___ EXTRACTED MATERIAL ___
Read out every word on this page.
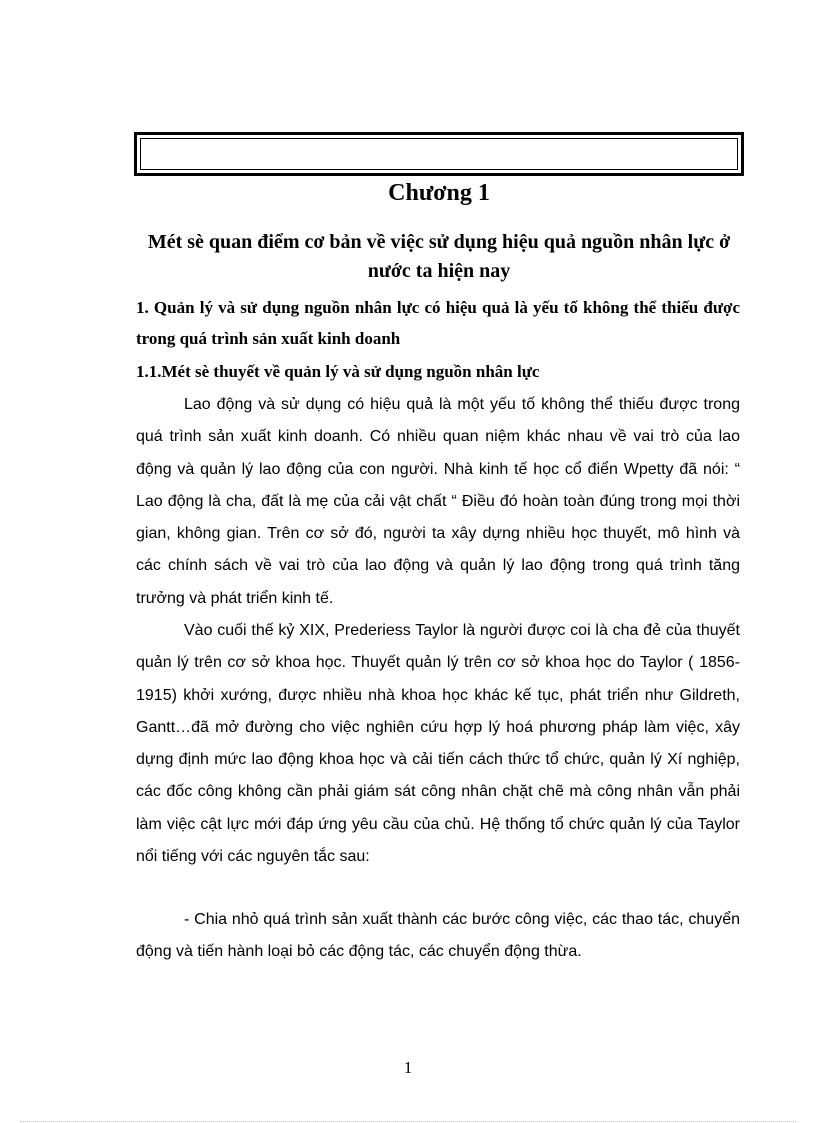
Chương 1
Mét sè quan điểm cơ bản về việc sử dụng hiệu quả nguồn nhân lực ở nước ta hiện nay
1. Quản lý và sử dụng nguồn nhân lực có hiệu quả là yếu tố không thể thiếu được trong quá trình sản xuất kinh doanh
1.1.Mét sè thuyết về quản lý và sử dụng nguồn nhân lực

Lao động và sử dụng có hiệu quả là một yếu tố không thể thiếu được trong quá trình sản xuất kinh doanh. Có nhiều quan niệm khác nhau về vai trò của lao động và quản lý lao động của con người. Nhà kinh tế học cổ điển Wpetty đã nói: “ Lao động là cha, đất là mẹ của cải vật chất “ Điều đó hoàn toàn đúng trong mọi thời gian, không gian. Trên cơ sở đó, người ta xây dựng nhiều học thuyết, mô hình và các chính sách về vai trò của lao động và quản lý lao động trong quá trình tăng trưởng và phát triển kinh tế.

Vào cuối thế kỷ XIX, Prederiess Taylor là người được coi là cha đẻ của thuyết quản lý trên cơ sở khoa học. Thuyết quản lý trên cơ sở khoa học do Taylor ( 1856-1915) khởi xướng, được nhiều nhà khoa học khác kế tục, phát triển như Gildreth, Gantt…đã mở đường cho việc nghiên cứu hợp lý hoá phương pháp làm việc, xây dựng định mức lao động khoa học và cải tiến cách thức tổ chức, quản lý Xí nghiệp, các đốc công không cần phải giám sát công nhân chặt chẽ mà công nhân vẫn phải làm việc cật lực mới đáp ứng yêu cầu của chủ. Hệ thống tổ chức quản lý của Taylor nổi tiếng với các nguyên tắc sau:

- Chia nhỏ quá trình sản xuất thành các bước công việc, các thao tác, chuyển động và tiến hành loại bỏ các động tác, các chuyển động thừa.

1
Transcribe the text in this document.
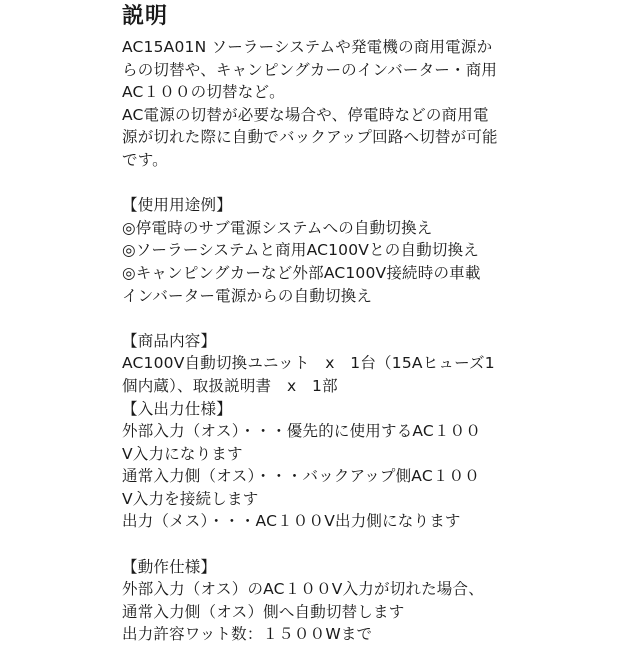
説明
AC15A01N ソーラーシステムや発電機の商用電源か
らの切替や、キャンピングカーのインバーター・商用
AC１００の切替など。
AC電源の切替が必要な場合や、停電時などの商用電
源が切れた際に自動でバックアップ回路へ切替が可能
です。
【使用用途例】
◎停電時のサブ電源システムへの自動切換え
◎ソーラーシステムと商用AC100Vとの自動切換え
◎キャンピングカーなど外部AC100V接続時の車載
インバーター電源からの自動切換え
【商品内容】
AC100V自動切換ユニット　x　1台（15Aヒューズ1
個内蔵）、取扱説明書　x　1部
【入出力仕様】
外部入力（オス）・・・優先的に使用するAC１００
V入力になります
通常入力側（オス）・・・バックアップ側AC１００
V入力を接続します
出力（メス）・・・AC１００V出力側になります
【動作仕様】
外部入力（オス）のAC１００V入力が切れた場合、
通常入力側（オス）側へ自動切替します
出力許容ワット数：１５００Wまで
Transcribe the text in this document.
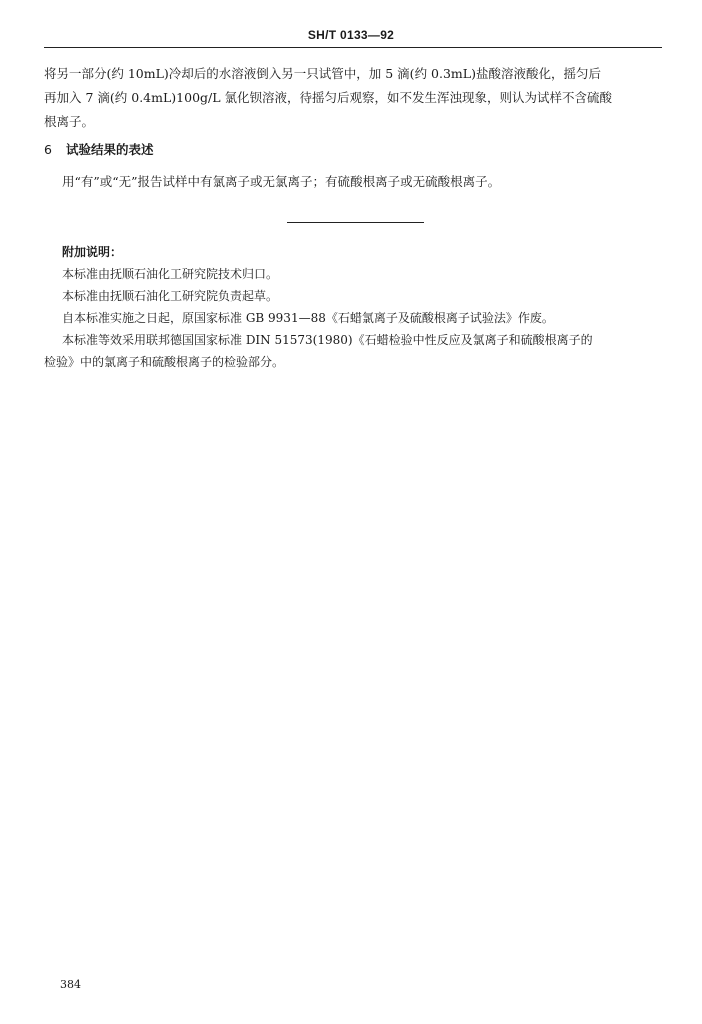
SH/T 0133—92

将另一部分(约 10mL)冷却后的水溶液倒入另一只试管中，加 5 滴(约 0.3mL)盐酸溶液酸化，摇匀后

再加入 7 滴(约 0.4mL)100g/L 氯化钡溶液，待摇匀后观察，如不发生浑浊现象，则认为试样不含硫酸

根离子。

6 试验结果的表述

用“有”或“无”报告试样中有氯离子或无氯离子；有硫酸根离子或无硫酸根离子。

附加说明：

本标准由抚顺石油化工研究院技术归口。

本标准由抚顺石油化工研究院负责起草。

自本标准实施之日起，原国家标准 GB 9931—88《石蜡氯离子及硫酸根离子试验法》作废。

本标准等效采用联邦德国国家标准 DIN 51573(1980)《石蜡检验中性反应及氯离子和硫酸根离子的

检验》中的氯离子和硫酸根离子的检验部分。

384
___
Pictures are excluded; copy every other part of the records exactly.

SOLUTION TO THIS TASK:
Read out every word on this page.
Chương 1
Mét sè quan điểm cơ bản về việc sử dụng hiệu quả nguồn nhân lực ở nước ta hiện nay
1. Quản lý và sử dụng nguồn nhân lực có hiệu quả là yếu tố không thể thiếu được trong quá trình sản xuất kinh doanh
1.1.Mét sè thuyết về quản lý và sử dụng nguồn nhân lực

Lao động và sử dụng có hiệu quả là một yếu tố không thể thiếu được trong quá trình sản xuất kinh doanh. Có nhiều quan niệm khác nhau về vai trò của lao động và quản lý lao động của con người. Nhà kinh tế học cổ điển Wpetty đã nói: “ Lao động là cha, đất là mẹ của cải vật chất “ Điều đó hoàn toàn đúng trong mọi thời gian, không gian. Trên cơ sở đó, người ta xây dựng nhiều học thuyết, mô hình và các chính sách về vai trò của lao động và quản lý lao động trong quá trình tăng trưởng và phát triển kinh tế.

Vào cuối thế kỷ XIX, Prederiess Taylor là người được coi là cha đẻ của thuyết quản lý trên cơ sở khoa học. Thuyết quản lý trên cơ sở khoa học do Taylor ( 1856-1915) khởi xướng, được nhiều nhà khoa học khác kế tục, phát triển như Gildreth, Gantt…đã mở đường cho việc nghiên cứu hợp lý hoá phương pháp làm việc, xây dựng định mức lao động khoa học và cải tiến cách thức tổ chức, quản lý Xí nghiệp, các đốc công không cần phải giám sát công nhân chặt chẽ mà công nhân vẫn phải làm việc cật lực mới đáp ứng yêu cầu của chủ. Hệ thống tổ chức quản lý của Taylor nổi tiếng với các nguyên tắc sau:

- Chia nhỏ quá trình sản xuất thành các bước công việc, các thao tác, chuyển động và tiến hành loại bỏ các động tác, các chuyển động thừa.

1
Transcribe the text in this document.
説明
AC15A01N ソーラーシステムや発電機の商用電源か
らの切替や、キャンピングカーのインバーター・商用
AC１００の切替など。
AC電源の切替が必要な場合や、停電時などの商用電
源が切れた際に自動でバックアップ回路へ切替が可能
です。
【使用用途例】
◎停電時のサブ電源システムへの自動切換え
◎ソーラーシステムと商用AC100Vとの自動切換え
◎キャンピングカーなど外部AC100V接続時の車載
インバーター電源からの自動切換え
【商品内容】
AC100V自動切換ユニット　x　1台（15Aヒューズ1
個内蔵）、取扱説明書　x　1部
【入出力仕様】
外部入力（オス）・・・優先的に使用するAC１００
V入力になります
通常入力側（オス）・・・バックアップ側AC１００
V入力を接続します
出力（メス）・・・AC１００V出力側になります
【動作仕様】
外部入力（オス）のAC１００V入力が切れた場合、
通常入力側（オス）側へ自動切替します
出力許容ワット数：１５００Wまで
Transcribe the text in this document.
SH/T 0133—92

将另一部分(约 10mL)冷却后的水溶液倒入另一只试管中，加 5 滴(约 0.3mL)盐酸溶液酸化，摇匀后

再加入 7 滴(约 0.4mL)100g/L 氯化钡溶液，待摇匀后观察，如不发生浑浊现象，则认为试样不含硫酸

根离子。

6 试验结果的表述

用“有”或“无”报告试样中有氯离子或无氯离子；有硫酸根离子或无硫酸根离子。

附加说明：

本标准由抚顺石油化工研究院技术归口。

本标准由抚顺石油化工研究院负责起草。

自本标准实施之日起，原国家标准 GB 9931—88《石蜡氯离子及硫酸根离子试验法》作废。

本标准等效采用联邦德国国家标准 DIN 51573(1980)《石蜡检验中性反应及氯离子和硫酸根离子的

检验》中的氯离子和硫酸根离子的检验部分。

384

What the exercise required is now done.